Objective >> Update the data below by replacing every "divider" with "separator" and changing nothing else. Leave the pictures out of your answer.

"""

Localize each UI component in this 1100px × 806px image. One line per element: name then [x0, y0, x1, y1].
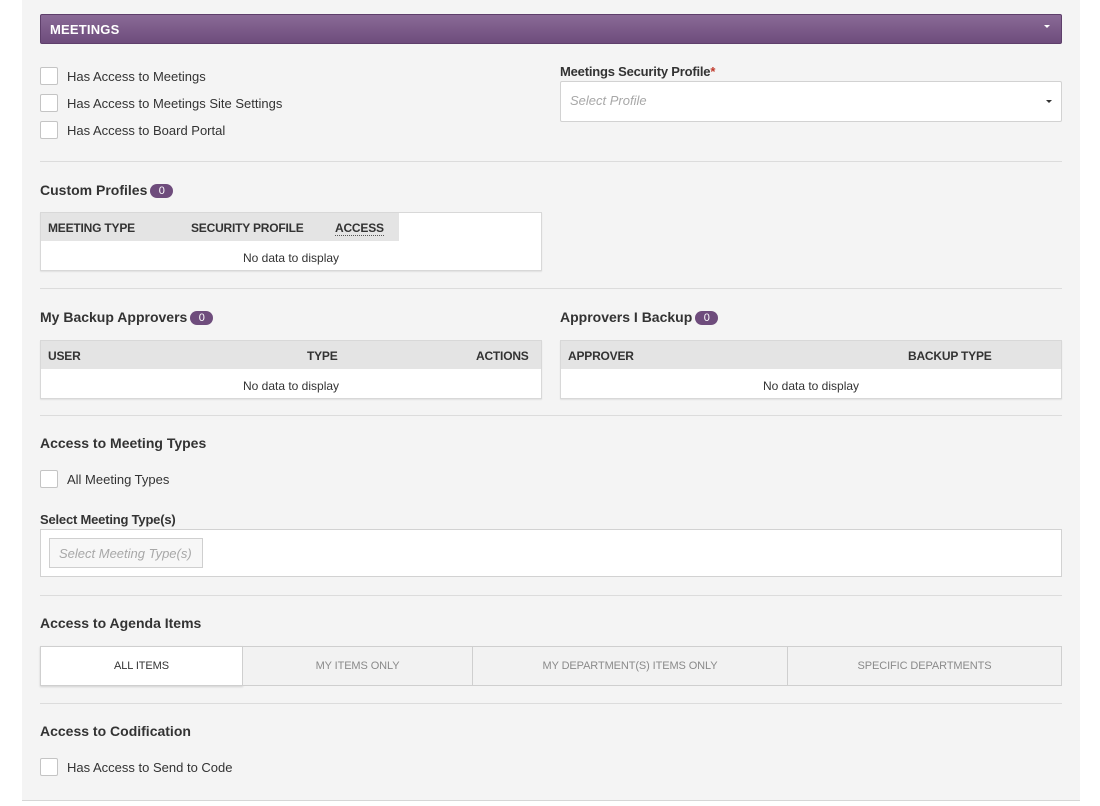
- custom-profiles-count-badge: 0: [150, 184, 174, 198]
- custom-profiles-grid: MEETING TYPE SECURITY PROFILE ACCESS No …: [40, 212, 542, 271]
- column-header-approver[interactable]: APPROVER: [568, 349, 634, 363]
- column-header-security-profile[interactable]: SECURITY PROFILE: [191, 221, 304, 235]
- empty-message: No data to display: [242, 251, 340, 265]
- grid-header: MEETING TYPE SECURITY PROFILE ACCESS: [41, 213, 399, 241]
- meeting-types-multiselect[interactable]: Select Meeting Type(s): [40, 529, 1062, 577]
- backup-approvers-title-text: My Backup Approvers: [40, 309, 188, 325]
- has-access-meetings-label: Has Access to Meetings: [67, 69, 206, 84]
- divider: [40, 595, 1062, 596]
- column-header-user[interactable]: USER: [48, 349, 81, 363]
- empty-message: No data to display: [242, 379, 340, 393]
- security-profile-select[interactable]: Select Profile: [560, 81, 1062, 122]
- all-meeting-types-checkbox[interactable]: [40, 470, 58, 488]
- agenda-items-title: Access to Agenda Items: [40, 615, 202, 631]
- meeting-types-title: Access to Meeting Types: [40, 435, 207, 451]
- chevron-down-icon[interactable]: [1044, 25, 1050, 28]
- approvers-i-backup-title: Approvers I Backup 0: [560, 309, 719, 325]
- codification-title: Access to Codification: [40, 723, 191, 739]
- backup-approvers-grid: USER TYPE ACTIONS No data to display: [40, 340, 542, 399]
- backup-approvers-title: My Backup Approvers 0: [40, 309, 214, 325]
- grid-header: USER TYPE ACTIONS: [41, 341, 541, 369]
- security-profile-label-text: Meetings Security Profile: [560, 64, 711, 79]
- custom-profiles-title-text: Custom Profiles: [40, 182, 148, 198]
- agenda-option-my-items-only[interactable]: MY ITEMS ONLY: [242, 646, 473, 686]
- has-access-site-settings-checkbox[interactable]: [40, 94, 58, 112]
- has-access-board-portal-checkbox[interactable]: [40, 121, 58, 139]
- all-meeting-types-label: All Meeting Types: [67, 472, 170, 487]
- divider: [40, 288, 1062, 289]
- empty-message: No data to display: [762, 379, 860, 393]
- has-access-meetings-checkbox[interactable]: [40, 67, 58, 85]
- approvers-i-backup-grid: APPROVER BACKUP TYPE No data to display: [560, 340, 1062, 399]
- column-header-backup-type[interactable]: BACKUP TYPE: [908, 349, 992, 363]
- column-header-access[interactable]: ACCESS: [335, 221, 384, 236]
- chevron-down-icon: [1046, 100, 1052, 103]
- grid-header: APPROVER BACKUP TYPE: [561, 341, 1061, 369]
- send-to-code-checkbox[interactable]: [40, 758, 58, 776]
- security-profile-placeholder: Select Profile: [570, 93, 647, 108]
- section-title: MEETINGS: [50, 22, 120, 37]
- backup-approvers-count-badge: 0: [190, 311, 214, 325]
- approvers-i-backup-count-badge: 0: [695, 311, 719, 325]
- agenda-option-all-items[interactable]: ALL ITEMS: [40, 646, 243, 686]
- send-to-code-label: Has Access to Send to Code: [67, 760, 233, 775]
- divider: [40, 415, 1062, 416]
- select-meeting-types-label: Select Meeting Type(s): [40, 512, 176, 527]
- has-access-site-settings-label: Has Access to Meetings Site Settings: [67, 96, 283, 111]
- divider: [40, 161, 1062, 162]
- has-access-board-portal-label: Has Access to Board Portal: [67, 123, 226, 138]
- approvers-i-backup-title-text: Approvers I Backup: [560, 309, 693, 325]
- custom-profiles-title: Custom Profiles 0: [40, 182, 174, 198]
- meeting-types-placeholder: Select Meeting Type(s): [59, 546, 192, 561]
- security-profile-label: Meetings Security Profile*: [560, 64, 715, 79]
- agenda-option-specific-departments[interactable]: SPECIFIC DEPARTMENTS: [787, 646, 1062, 686]
- column-header-type[interactable]: TYPE: [307, 349, 338, 363]
- column-header-actions: ACTIONS: [476, 349, 529, 363]
- agenda-option-my-departments-items[interactable]: MY DEPARTMENT(S) ITEMS ONLY: [472, 646, 788, 686]
- meeting-types-search-input[interactable]: Select Meeting Type(s): [49, 538, 203, 568]
- required-mark: *: [710, 64, 716, 79]
- divider: [40, 703, 1062, 704]
- meetings-section-header[interactable]: MEETINGS: [40, 14, 1062, 44]
- column-header-meeting-type[interactable]: MEETING TYPE: [48, 221, 135, 235]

"""

Response below >>
Localize each UI component in this 1100px × 806px image. One line per element: name then [x0, y0, x1, y1].
- custom-profiles-count-badge: 0: [150, 184, 174, 198]
- custom-profiles-grid: MEETING TYPE SECURITY PROFILE ACCESS No …: [40, 212, 542, 271]
- column-header-approver[interactable]: APPROVER: [568, 349, 634, 363]
- column-header-security-profile[interactable]: SECURITY PROFILE: [191, 221, 304, 235]
- empty-message: No data to display: [242, 251, 340, 265]
- grid-header: MEETING TYPE SECURITY PROFILE ACCESS: [41, 213, 399, 241]
- meeting-types-multiselect[interactable]: Select Meeting Type(s): [40, 529, 1062, 577]
- backup-approvers-title-text: My Backup Approvers: [40, 309, 188, 325]
- has-access-meetings-label: Has Access to Meetings: [67, 69, 206, 84]
- separator: [40, 595, 1062, 596]
- column-header-user[interactable]: USER: [48, 349, 81, 363]
- empty-message: No data to display: [242, 379, 340, 393]
- security-profile-select[interactable]: Select Profile: [560, 81, 1062, 122]
- all-meeting-types-checkbox[interactable]: [40, 470, 58, 488]
- agenda-items-title: Access to Agenda Items: [40, 615, 202, 631]
- meeting-types-title: Access to Meeting Types: [40, 435, 207, 451]
- chevron-down-icon[interactable]: [1044, 25, 1050, 28]
- approvers-i-backup-title: Approvers I Backup 0: [560, 309, 719, 325]
- codification-title: Access to Codification: [40, 723, 191, 739]
- backup-approvers-grid: USER TYPE ACTIONS No data to display: [40, 340, 542, 399]
- backup-approvers-title: My Backup Approvers 0: [40, 309, 214, 325]
- grid-header: USER TYPE ACTIONS: [41, 341, 541, 369]
- security-profile-label-text: Meetings Security Profile: [560, 64, 711, 79]
- custom-profiles-title-text: Custom Profiles: [40, 182, 148, 198]
- agenda-option-my-items-only[interactable]: MY ITEMS ONLY: [242, 646, 473, 686]
- has-access-site-settings-checkbox[interactable]: [40, 94, 58, 112]
- has-access-board-portal-checkbox[interactable]: [40, 121, 58, 139]
- all-meeting-types-label: All Meeting Types: [67, 472, 170, 487]
- separator: [40, 288, 1062, 289]
- empty-message: No data to display: [762, 379, 860, 393]
- has-access-meetings-checkbox[interactable]: [40, 67, 58, 85]
- approvers-i-backup-grid: APPROVER BACKUP TYPE No data to display: [560, 340, 1062, 399]
- column-header-backup-type[interactable]: BACKUP TYPE: [908, 349, 992, 363]
- column-header-access[interactable]: ACCESS: [335, 221, 384, 236]
- chevron-down-icon: [1046, 100, 1052, 103]
- grid-header: APPROVER BACKUP TYPE: [561, 341, 1061, 369]
- send-to-code-checkbox[interactable]: [40, 758, 58, 776]
- security-profile-placeholder: Select Profile: [570, 93, 647, 108]
- section-title: MEETINGS: [50, 22, 120, 37]
- backup-approvers-count-badge: 0: [190, 311, 214, 325]
- approvers-i-backup-count-badge: 0: [695, 311, 719, 325]
- agenda-option-all-items[interactable]: ALL ITEMS: [40, 646, 243, 686]
- send-to-code-label: Has Access to Send to Code: [67, 760, 233, 775]
- separator: [40, 415, 1062, 416]
- select-meeting-types-label: Select Meeting Type(s): [40, 512, 176, 527]
- has-access-site-settings-label: Has Access to Meetings Site Settings: [67, 96, 283, 111]
- separator: [40, 161, 1062, 162]
- has-access-board-portal-label: Has Access to Board Portal: [67, 123, 226, 138]
- approvers-i-backup-title-text: Approvers I Backup: [560, 309, 693, 325]
- custom-profiles-title: Custom Profiles 0: [40, 182, 174, 198]
- meeting-types-placeholder: Select Meeting Type(s): [59, 546, 192, 561]
- security-profile-label: Meetings Security Profile*: [560, 64, 715, 79]
- agenda-option-specific-departments[interactable]: SPECIFIC DEPARTMENTS: [787, 646, 1062, 686]
- column-header-type[interactable]: TYPE: [307, 349, 338, 363]
- column-header-actions: ACTIONS: [476, 349, 529, 363]
- agenda-option-my-departments-items[interactable]: MY DEPARTMENT(S) ITEMS ONLY: [472, 646, 788, 686]
- meeting-types-search-input[interactable]: Select Meeting Type(s): [49, 538, 203, 568]
- required-mark: *: [710, 64, 716, 79]
- separator: [40, 703, 1062, 704]
- meetings-section-header[interactable]: MEETINGS: [40, 14, 1062, 44]
- column-header-meeting-type[interactable]: MEETING TYPE: [48, 221, 135, 235]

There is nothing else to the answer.